> _THE PROBLEM_:
Retype the data below without altering anything.

Stored data entries:
+--
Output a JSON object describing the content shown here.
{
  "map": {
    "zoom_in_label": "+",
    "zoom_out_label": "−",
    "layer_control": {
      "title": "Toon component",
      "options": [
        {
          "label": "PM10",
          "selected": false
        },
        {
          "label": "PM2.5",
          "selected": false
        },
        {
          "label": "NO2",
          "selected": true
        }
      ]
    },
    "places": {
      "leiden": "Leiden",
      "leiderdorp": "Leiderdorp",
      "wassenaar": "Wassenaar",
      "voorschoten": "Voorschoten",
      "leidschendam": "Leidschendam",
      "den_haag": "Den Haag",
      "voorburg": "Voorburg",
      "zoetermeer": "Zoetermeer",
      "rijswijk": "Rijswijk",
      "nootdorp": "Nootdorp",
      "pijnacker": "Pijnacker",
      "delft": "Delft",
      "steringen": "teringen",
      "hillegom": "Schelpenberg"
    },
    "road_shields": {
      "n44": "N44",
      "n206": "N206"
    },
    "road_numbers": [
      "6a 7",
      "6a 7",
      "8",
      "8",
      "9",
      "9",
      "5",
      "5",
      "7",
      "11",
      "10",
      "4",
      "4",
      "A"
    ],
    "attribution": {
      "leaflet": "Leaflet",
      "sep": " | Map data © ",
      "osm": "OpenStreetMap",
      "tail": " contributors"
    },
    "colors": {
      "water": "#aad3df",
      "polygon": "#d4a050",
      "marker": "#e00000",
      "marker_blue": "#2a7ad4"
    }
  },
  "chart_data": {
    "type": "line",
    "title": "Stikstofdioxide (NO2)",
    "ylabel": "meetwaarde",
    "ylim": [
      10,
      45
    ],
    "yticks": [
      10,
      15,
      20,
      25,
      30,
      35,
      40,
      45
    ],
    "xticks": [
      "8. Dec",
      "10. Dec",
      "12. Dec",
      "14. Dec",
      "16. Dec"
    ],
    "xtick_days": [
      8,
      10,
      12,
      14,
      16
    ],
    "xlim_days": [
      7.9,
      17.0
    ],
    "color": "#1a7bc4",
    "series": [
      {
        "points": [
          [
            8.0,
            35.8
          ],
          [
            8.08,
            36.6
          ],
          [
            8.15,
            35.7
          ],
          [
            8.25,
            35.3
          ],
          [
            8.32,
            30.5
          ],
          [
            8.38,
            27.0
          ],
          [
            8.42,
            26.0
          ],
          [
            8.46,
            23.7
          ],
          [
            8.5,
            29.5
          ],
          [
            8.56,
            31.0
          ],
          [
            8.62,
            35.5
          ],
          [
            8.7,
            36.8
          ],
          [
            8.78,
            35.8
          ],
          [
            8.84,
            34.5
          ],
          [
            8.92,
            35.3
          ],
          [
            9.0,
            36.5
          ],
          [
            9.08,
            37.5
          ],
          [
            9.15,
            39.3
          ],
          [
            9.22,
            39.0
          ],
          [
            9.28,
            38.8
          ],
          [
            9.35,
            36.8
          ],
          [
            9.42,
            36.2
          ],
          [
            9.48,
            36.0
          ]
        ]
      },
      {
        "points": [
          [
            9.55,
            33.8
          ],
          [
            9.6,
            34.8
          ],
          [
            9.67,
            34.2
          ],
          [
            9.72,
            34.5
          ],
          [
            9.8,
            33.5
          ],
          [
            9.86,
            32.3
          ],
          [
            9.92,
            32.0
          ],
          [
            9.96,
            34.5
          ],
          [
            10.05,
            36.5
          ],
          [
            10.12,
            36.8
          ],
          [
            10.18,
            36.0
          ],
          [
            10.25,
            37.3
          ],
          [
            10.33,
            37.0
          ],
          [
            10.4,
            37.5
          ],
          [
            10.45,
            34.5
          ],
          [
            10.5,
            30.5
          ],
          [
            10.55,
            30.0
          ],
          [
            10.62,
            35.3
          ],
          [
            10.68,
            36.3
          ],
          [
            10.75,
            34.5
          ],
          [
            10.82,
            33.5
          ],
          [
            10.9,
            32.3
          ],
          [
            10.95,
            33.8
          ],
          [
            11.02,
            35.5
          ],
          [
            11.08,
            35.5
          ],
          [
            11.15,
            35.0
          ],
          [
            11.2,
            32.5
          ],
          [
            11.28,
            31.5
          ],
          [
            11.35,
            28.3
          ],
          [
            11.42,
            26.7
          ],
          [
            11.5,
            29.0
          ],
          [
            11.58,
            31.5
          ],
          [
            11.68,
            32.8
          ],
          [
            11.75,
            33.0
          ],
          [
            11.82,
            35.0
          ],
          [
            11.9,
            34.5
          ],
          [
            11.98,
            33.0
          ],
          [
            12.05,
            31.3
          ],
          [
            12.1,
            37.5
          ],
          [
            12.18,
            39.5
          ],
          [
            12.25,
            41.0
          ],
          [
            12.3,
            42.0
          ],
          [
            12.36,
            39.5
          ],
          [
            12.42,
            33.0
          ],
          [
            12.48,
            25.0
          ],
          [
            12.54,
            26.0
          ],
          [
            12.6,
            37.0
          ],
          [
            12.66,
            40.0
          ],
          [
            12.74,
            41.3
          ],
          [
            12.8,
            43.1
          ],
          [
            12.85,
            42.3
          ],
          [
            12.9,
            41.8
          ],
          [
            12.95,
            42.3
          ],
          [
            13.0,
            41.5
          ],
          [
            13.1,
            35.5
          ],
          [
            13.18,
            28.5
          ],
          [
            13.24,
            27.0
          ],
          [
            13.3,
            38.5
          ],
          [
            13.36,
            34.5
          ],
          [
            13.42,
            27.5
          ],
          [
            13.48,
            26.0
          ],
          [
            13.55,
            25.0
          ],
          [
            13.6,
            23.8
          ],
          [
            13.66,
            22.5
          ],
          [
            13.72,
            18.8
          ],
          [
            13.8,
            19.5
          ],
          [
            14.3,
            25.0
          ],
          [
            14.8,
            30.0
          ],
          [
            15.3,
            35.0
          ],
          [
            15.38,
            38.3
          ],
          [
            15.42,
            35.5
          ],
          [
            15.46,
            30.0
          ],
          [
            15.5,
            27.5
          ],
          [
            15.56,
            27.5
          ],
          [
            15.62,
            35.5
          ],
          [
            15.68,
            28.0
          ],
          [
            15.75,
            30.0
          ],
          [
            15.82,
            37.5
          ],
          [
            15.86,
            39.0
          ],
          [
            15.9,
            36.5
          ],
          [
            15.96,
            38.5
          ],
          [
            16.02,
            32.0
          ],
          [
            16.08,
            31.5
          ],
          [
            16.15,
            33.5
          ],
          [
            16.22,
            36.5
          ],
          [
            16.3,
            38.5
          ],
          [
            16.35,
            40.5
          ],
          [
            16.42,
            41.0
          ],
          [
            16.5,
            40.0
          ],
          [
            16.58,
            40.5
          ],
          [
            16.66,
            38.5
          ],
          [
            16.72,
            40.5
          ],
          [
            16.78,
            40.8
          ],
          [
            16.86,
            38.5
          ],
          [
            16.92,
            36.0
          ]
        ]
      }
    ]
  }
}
+--
> _FULL SOLUTION_:
Output a JSON object describing the content shown here.
{
  "map": {
    "zoom_in_label": "+",
    "zoom_out_label": "−",
    "layer_control": {
      "title": "Toon component",
      "options": [
        {
          "label": "PM10",
          "selected": false
        },
        {
          "label": "PM2.5",
          "selected": false
        },
        {
          "label": "NO2",
          "selected": true
        }
      ]
    },
    "places": {
      "leiden": "Leiden",
      "leiderdorp": "Leiderdorp",
      "wassenaar": "Wassenaar",
      "voorschoten": "Voorschoten",
      "leidschendam": "Leidschendam",
      "den_haag": "Den Haag",
      "voorburg": "Voorburg",
      "zoetermeer": "Zoetermeer",
      "rijswijk": "Rijswijk",
      "nootdorp": "Nootdorp",
      "pijnacker": "Pijnacker",
      "delft": "Delft",
      "steringen": "teringen",
      "hillegom": "Schelpenberg"
    },
    "road_shields": {
      "n44": "N44",
      "n206": "N206"
    },
    "road_numbers": [
      "6a 7",
      "6a 7",
      "8",
      "8",
      "9",
      "9",
      "5",
      "5",
      "7",
      "11",
      "10",
      "4",
      "4",
      "A"
    ],
    "attribution": {
      "leaflet": "Leaflet",
      "sep": " | Map data © ",
      "osm": "OpenStreetMap",
      "tail": " contributors"
    },
    "colors": {
      "water": "#aad3df",
      "polygon": "#d4a050",
      "marker": "#e00000",
      "marker_blue": "#2a7ad4"
    }
  },
  "chart_data": {
    "type": "line",
    "title": "Stikstofdioxide (NO2)",
    "ylabel": "meetwaarde",
    "ylim": [
      10,
      45
    ],
    "yticks": [
      10,
      15,
      20,
      25,
      30,
      35,
      40,
      45
    ],
    "xticks": [
      "8. Dec",
      "10. Dec",
      "12. Dec",
      "14. Dec",
      "16. Dec"
    ],
    "xtick_days": [
      8,
      10,
      12,
      14,
      16
    ],
    "xlim_days": [
      7.9,
      17.0
    ],
    "color": "#1a7bc4",
    "series": [
      {
        "points": [
          [
            8.0,
            35.8
          ],
          [
            8.08,
            36.6
          ],
          [
            8.15,
            35.7
          ],
          [
            8.25,
            35.3
          ],
          [
            8.32,
            30.5
          ],
          [
            8.38,
            27.0
          ],
          [
            8.42,
            26.0
          ],
          [
            8.46,
            23.7
          ],
          [
            8.5,
            29.5
          ],
          [
            8.56,
            31.0
          ],
          [
            8.62,
            35.5
          ],
          [
            8.7,
            36.8
          ],
          [
            8.78,
            35.8
          ],
          [
            8.84,
            34.5
          ],
          [
            8.92,
            35.3
          ],
          [
            9.0,
            36.5
          ],
          [
            9.08,
            37.5
          ],
          [
            9.15,
            39.3
          ],
          [
            9.22,
            39.0
          ],
          [
            9.28,
            38.8
          ],
          [
            9.35,
            36.8
          ],
          [
            9.42,
            36.2
          ],
          [
            9.48,
            36.0
          ]
        ]
      },
      {
        "points": [
          [
            9.55,
            33.8
          ],
          [
            9.6,
            34.8
          ],
          [
            9.67,
            34.2
          ],
          [
            9.72,
            34.5
          ],
          [
            9.8,
            33.5
          ],
          [
            9.86,
            32.3
          ],
          [
            9.92,
            32.0
          ],
          [
            9.96,
            34.5
          ],
          [
            10.05,
            36.5
          ],
          [
            10.12,
            36.8
          ],
          [
            10.18,
            36.0
          ],
          [
            10.25,
            37.3
          ],
          [
            10.33,
            37.0
          ],
          [
            10.4,
            37.5
          ],
          [
            10.45,
            34.5
          ],
          [
            10.5,
            30.5
          ],
          [
            10.55,
            30.0
          ],
          [
            10.62,
            35.3
          ],
          [
            10.68,
            36.3
          ],
          [
            10.75,
            34.5
          ],
          [
            10.82,
            33.5
          ],
          [
            10.9,
            32.3
          ],
          [
            10.95,
            33.8
          ],
          [
            11.02,
            35.5
          ],
          [
            11.08,
            35.5
          ],
          [
            11.15,
            35.0
          ],
          [
            11.2,
            32.5
          ],
          [
            11.28,
            31.5
          ],
          [
            11.35,
            28.3
          ],
          [
            11.42,
            26.7
          ],
          [
            11.5,
            29.0
          ],
          [
            11.58,
            31.5
          ],
          [
            11.68,
            32.8
          ],
          [
            11.75,
            33.0
          ],
          [
            11.82,
            35.0
          ],
          [
            11.9,
            34.5
          ],
          [
            11.98,
            33.0
          ],
          [
            12.05,
            31.3
          ],
          [
            12.1,
            37.5
          ],
          [
            12.18,
            39.5
          ],
          [
            12.25,
            41.0
          ],
          [
            12.3,
            42.0
          ],
          [
            12.36,
            39.5
          ],
          [
            12.42,
            33.0
          ],
          [
            12.48,
            25.0
          ],
          [
            12.54,
            26.0
          ],
          [
            12.6,
            37.0
          ],
          [
            12.66,
            40.0
          ],
          [
            12.74,
            41.3
          ],
          [
            12.8,
            43.1
          ],
          [
            12.85,
            42.3
          ],
          [
            12.9,
            41.8
          ],
          [
            12.95,
            42.3
          ],
          [
            13.0,
            41.5
          ],
          [
            13.1,
            35.5
          ],
          [
            13.18,
            28.5
          ],
          [
            13.24,
            27.0
          ],
          [
            13.3,
            38.5
          ],
          [
            13.36,
            34.5
          ],
          [
            13.42,
            27.5
          ],
          [
            13.48,
            26.0
          ],
          [
            13.55,
            25.0
          ],
          [
            13.6,
            23.8
          ],
          [
            13.66,
            22.5
          ],
          [
            13.72,
            18.8
          ],
          [
            13.8,
            19.5
          ],
          [
            14.3,
            25.0
          ],
          [
            14.8,
            30.0
          ],
          [
            15.3,
            35.0
          ],
          [
            15.38,
            38.3
          ],
          [
            15.42,
            35.5
          ],
          [
            15.46,
            30.0
          ],
          [
            15.5,
            27.5
          ],
          [
            15.56,
            27.5
          ],
          [
            15.62,
            35.5
          ],
          [
            15.68,
            28.0
          ],
          [
            15.75,
            30.0
          ],
          [
            15.82,
            37.5
          ],
          [
            15.86,
            39.0
          ],
          [
            15.9,
            36.5
          ],
          [
            15.96,
            38.5
          ],
          [
            16.02,
            32.0
          ],
          [
            16.08,
            31.5
          ],
          [
            16.15,
            33.5
          ],
          [
            16.22,
            36.5
          ],
          [
            16.3,
            38.5
          ],
          [
            16.35,
            40.5
          ],
          [
            16.42,
            41.0
          ],
          [
            16.5,
            40.0
          ],
          [
            16.58,
            40.5
          ],
          [
            16.66,
            38.5
          ],
          [
            16.72,
            40.5
          ],
          [
            16.78,
            40.8
          ],
          [
            16.86,
            38.5
          ],
          [
            16.92,
            36.0
          ]
        ]
      }
    ]
  }
}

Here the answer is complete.